Task statement: Transcribe the lines below verbatim, skipping the images.

Data listing:
***
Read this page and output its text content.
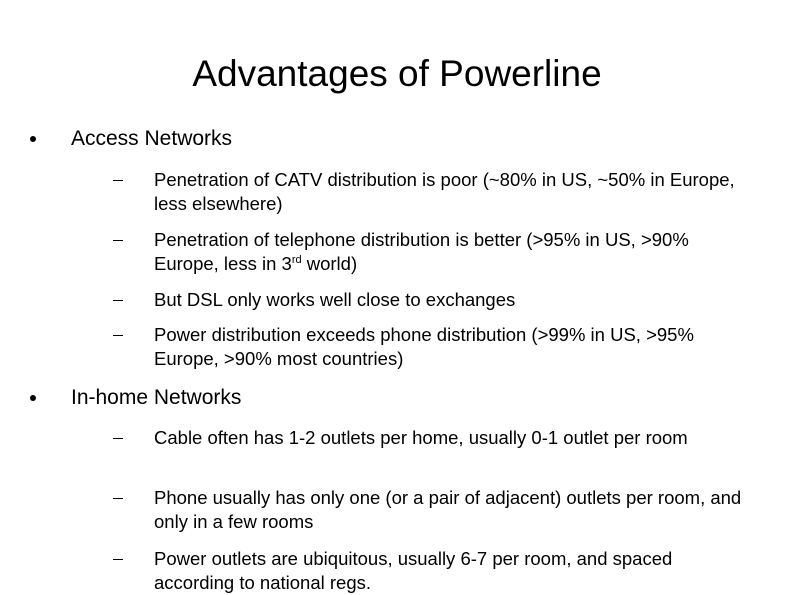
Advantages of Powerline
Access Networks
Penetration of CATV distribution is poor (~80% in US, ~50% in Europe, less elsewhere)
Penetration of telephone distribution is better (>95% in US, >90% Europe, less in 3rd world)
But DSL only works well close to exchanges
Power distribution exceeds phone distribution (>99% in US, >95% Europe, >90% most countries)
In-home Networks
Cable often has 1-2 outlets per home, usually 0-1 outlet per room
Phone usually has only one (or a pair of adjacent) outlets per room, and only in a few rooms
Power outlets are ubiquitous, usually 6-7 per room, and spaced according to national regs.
***
Result:
Read this page and output its text content.
Advantages of Powerline
Access Networks
Penetration of CATV distribution is poor (~80% in US, ~50% in Europe, less elsewhere)
Penetration of telephone distribution is better (>95% in US, >90% Europe, less in 3rd world)
But DSL only works well close to exchanges
Power distribution exceeds phone distribution (>99% in US, >95% Europe, >90% most countries)
In-home Networks
Cable often has 1-2 outlets per home, usually 0-1 outlet per room
Phone usually has only one (or a pair of adjacent) outlets per room, and only in a few rooms
Power outlets are ubiquitous, usually 6-7 per room, and spaced according to national regs.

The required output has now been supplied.